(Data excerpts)
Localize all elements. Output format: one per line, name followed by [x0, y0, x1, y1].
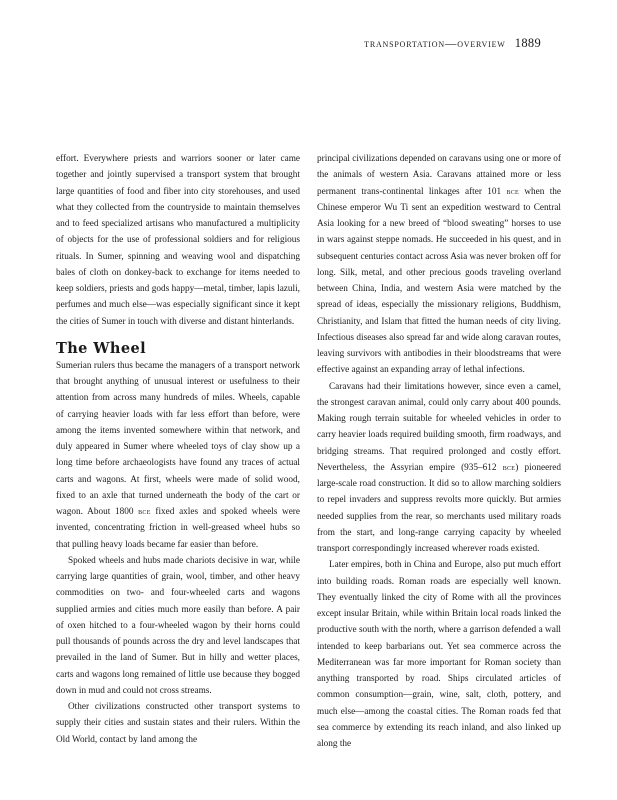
- body-paragraph: effort. Everywhere priests and warriors sooner or later came together and jointly supervised a transport system that brought large quantities of food and fiber into city storehouses, and used what they collected from the countryside to maintain themselves and to feed specialized artisans who manufactured a multiplicity of objects for the use of professional soldiers and for religious rituals. In Sumer, spinning and weaving wool and dispatching bales of cloth on donkey-back to exchange for items needed to keep soldiers, priests and gods happy—metal, timber, lapis lazuli, perfumes and much else—was especially significant since it kept the cities of Sumer in touch with diverse and distant hinterlands.: [56, 154, 300, 327]
- paragraph-text: when the Chinese emperor Wu Ti sent an expedition westward to Central Asia looking for a new breed of “blood sweating” horses to use in wars against steppe nomads. He succeeded in his quest, and in subsequent centuries contact across Asia was never broken off for long. Silk, metal, and other precious goods traveling overland between China, India, and western Asia were matched by the spread of ideas, especially the missionary religions, Buddhism, Christianity, and Islam that fitted the human needs of city living. Infectious diseases also spread far and wide along caravan routes, leaving survivors with antibodies in their bloodstreams that were effective against an expanding array of lethal infections.: [317, 186, 561, 376]
- body-paragraph: [317, 379, 561, 558]
- running-head: [364, 36, 541, 51]
- section-heading: The Wheel: [56, 339, 146, 357]
- body-paragraph: [317, 151, 561, 379]
- paragraph-text: principal civilizations depended on caravans using one or more of the animals of western Asia. Caravans attained more or less permanent trans-continental linkages after 101: [317, 154, 561, 197]
- body-paragraph: [56, 358, 300, 553]
- body-paragraph: Other civilizations constructed other transport systems to supply their cities and sustain states and their rulers. Within the Old World, contact by land among the: [56, 702, 300, 745]
- left-column: [56, 151, 300, 748]
- era-abbreviation: bce: [502, 462, 516, 472]
- running-head-title: transportation—overview: [364, 38, 506, 50]
- right-column: [317, 151, 561, 752]
- body-paragraph: Later empires, both in China and Europe, also put much effort into building roads. Roman roads are especially well known. They eventually linked the city of Rome with all the provinces except insular Britain, while within Britain local roads linked the productive south with the north, where a garrison defended a wall intended to keep barbarians out. Yet sea commerce across the Mediterranean was far more important for Roman society than anything transported by road. Ships circulated articles of common consumption—grain, wine, salt, cloth, pottery, and much else—among the coastal cities. The Roman roads fed that sea commerce by extending its reach inland, and also linked up along the: [317, 560, 561, 749]
- era-abbreviation: bce: [138, 507, 151, 516]
- era-abbreviation: bce: [506, 186, 520, 196]
- body-paragraph: Spoked wheels and hubs made chariots decisive in war, while carrying large quantities of grain, wool, timber, and other heavy commodities on two- and four-wheeled carts and wagons supplied armies and cities much more easily than before. A pair of oxen hitched to a four-wheeled wagon by their horns could pull thousands of pounds across the dry and level landscapes that prevailed in the land of Sumer. But in hilly and wetter places, carts and wagons long remained of little use because they bogged down in mud and could not cross streams.: [56, 555, 300, 696]
- paragraph-text: fixed axles and spoked wheels were invented, concentrating friction in well-greased wheel hubs so that pulling heavy loads became far easier than before.: [56, 507, 300, 550]
- paragraph-text: Sumerian rulers thus became the managers of a transport network that brought anything of unusual interest or usefulness to their attention from across many hundreds of miles. Wheels, capable of carrying heavier loads with far less effort than before, were among the items invented somewhere within that network, and duly appeared in Sumer where wheeled toys of clay show up a long time before archaeologists have found any traces of actual carts and wagons. At first, wheels were made of solid wood, fixed to an axle that turned underneath the body of the cart or wagon. About 1800: [56, 360, 300, 517]
- paragraph-text: ) pioneered large-scale road construction. It did so to allow marching soldiers to repel invaders and suppress revolts more quickly. But armies needed supplies from the rear, so merchants used military roads from the start, and long-range carrying capacity by wheeled transport correspondingly increased wherever roads existed.: [317, 462, 561, 554]
- page-number: 1889: [514, 36, 541, 50]
- paragraph-text: Caravans had their limitations however, since even a camel, the strongest caravan animal, could only carry about 400 pounds. Making rough terrain suitable for wheeled vehicles in order to carry heavier loads required building smooth, firm roadways, and bridging streams. That required prolonged and costly effort. Nevertheless, the Assyrian empire (935–612: [317, 381, 561, 473]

PROBLEM TO WORK ON -
Your copy should hold all the data word for word. It should hold no pictures.

SOLUTION FOR THIS EXERCISE -
Localize all elements. Output format: one per line, name followed by [x0, y0, x1, y1].
- body-paragraph: effort. Everywhere priests and warriors sooner or later came together and jointly supervised a transport system that brought large quantities of food and fiber into city storehouses, and used what they collected from the countryside to maintain themselves and to feed specialized artisans who manufactured a multiplicity of objects for the use of professional soldiers and for religious rituals. In Sumer, spinning and weaving wool and dispatching bales of cloth on donkey-back to exchange for items needed to keep soldiers, priests and gods happy—metal, timber, lapis lazuli, perfumes and much else—was especially significant since it kept the cities of Sumer in touch with diverse and distant hinterlands.: [56, 154, 300, 327]
- paragraph-text: when the Chinese emperor Wu Ti sent an expedition westward to Central Asia looking for a new breed of “blood sweating” horses to use in wars against steppe nomads. He succeeded in his quest, and in subsequent centuries contact across Asia was never broken off for long. Silk, metal, and other precious goods traveling overland between China, India, and western Asia were matched by the spread of ideas, especially the missionary religions, Buddhism, Christianity, and Islam that fitted the human needs of city living. Infectious diseases also spread far and wide along caravan routes, leaving survivors with antibodies in their bloodstreams that were effective against an expanding array of lethal infections.: [317, 186, 561, 376]
- body-paragraph: [317, 379, 561, 558]
- running-head: [364, 36, 541, 51]
- section-heading: The Wheel: [56, 339, 146, 357]
- body-paragraph: [317, 151, 561, 379]
- paragraph-text: principal civilizations depended on caravans using one or more of the animals of western Asia. Caravans attained more or less permanent trans-continental linkages after 101: [317, 154, 561, 197]
- body-paragraph: [56, 358, 300, 553]
- body-paragraph: Other civilizations constructed other transport systems to supply their cities and sustain states and their rulers. Within the Old World, contact by land among the: [56, 702, 300, 745]
- left-column: [56, 151, 300, 748]
- era-abbreviation: bce: [502, 462, 516, 472]
- running-head-title: transportation—overview: [364, 38, 506, 50]
- right-column: [317, 151, 561, 752]
- body-paragraph: Later empires, both in China and Europe, also put much effort into building roads. Roman roads are especially well known. They eventually linked the city of Rome with all the provinces except insular Britain, while within Britain local roads linked the productive south with the north, where a garrison defended a wall intended to keep barbarians out. Yet sea commerce across the Mediterranean was far more important for Roman society than anything transported by road. Ships circulated articles of common consumption—grain, wine, salt, cloth, pottery, and much else—among the coastal cities. The Roman roads fed that sea commerce by extending its reach inland, and also linked up along the: [317, 560, 561, 749]
- era-abbreviation: bce: [138, 507, 151, 516]
- era-abbreviation: bce: [506, 186, 520, 196]
- body-paragraph: Spoked wheels and hubs made chariots decisive in war, while carrying large quantities of grain, wool, timber, and other heavy commodities on two- and four-wheeled carts and wagons supplied armies and cities much more easily than before. A pair of oxen hitched to a four-wheeled wagon by their horns could pull thousands of pounds across the dry and level landscapes that prevailed in the land of Sumer. But in hilly and wetter places, carts and wagons long remained of little use because they bogged down in mud and could not cross streams.: [56, 555, 300, 696]
- paragraph-text: fixed axles and spoked wheels were invented, concentrating friction in well-greased wheel hubs so that pulling heavy loads became far easier than before.: [56, 507, 300, 550]
- paragraph-text: Sumerian rulers thus became the managers of a transport network that brought anything of unusual interest or usefulness to their attention from across many hundreds of miles. Wheels, capable of carrying heavier loads with far less effort than before, were among the items invented somewhere within that network, and duly appeared in Sumer where wheeled toys of clay show up a long time before archaeologists have found any traces of actual carts and wagons. At first, wheels were made of solid wood, fixed to an axle that turned underneath the body of the cart or wagon. About 1800: [56, 360, 300, 517]
- paragraph-text: ) pioneered large-scale road construction. It did so to allow marching soldiers to repel invaders and suppress revolts more quickly. But armies needed supplies from the rear, so merchants used military roads from the start, and long-range carrying capacity by wheeled transport correspondingly increased wherever roads existed.: [317, 462, 561, 554]
- page-number: 1889: [514, 36, 541, 50]
- paragraph-text: Caravans had their limitations however, since even a camel, the strongest caravan animal, could only carry about 400 pounds. Making rough terrain suitable for wheeled vehicles in order to carry heavier loads required building smooth, firm roadways, and bridging streams. That required prolonged and costly effort. Nevertheless, the Assyrian empire (935–612: [317, 381, 561, 473]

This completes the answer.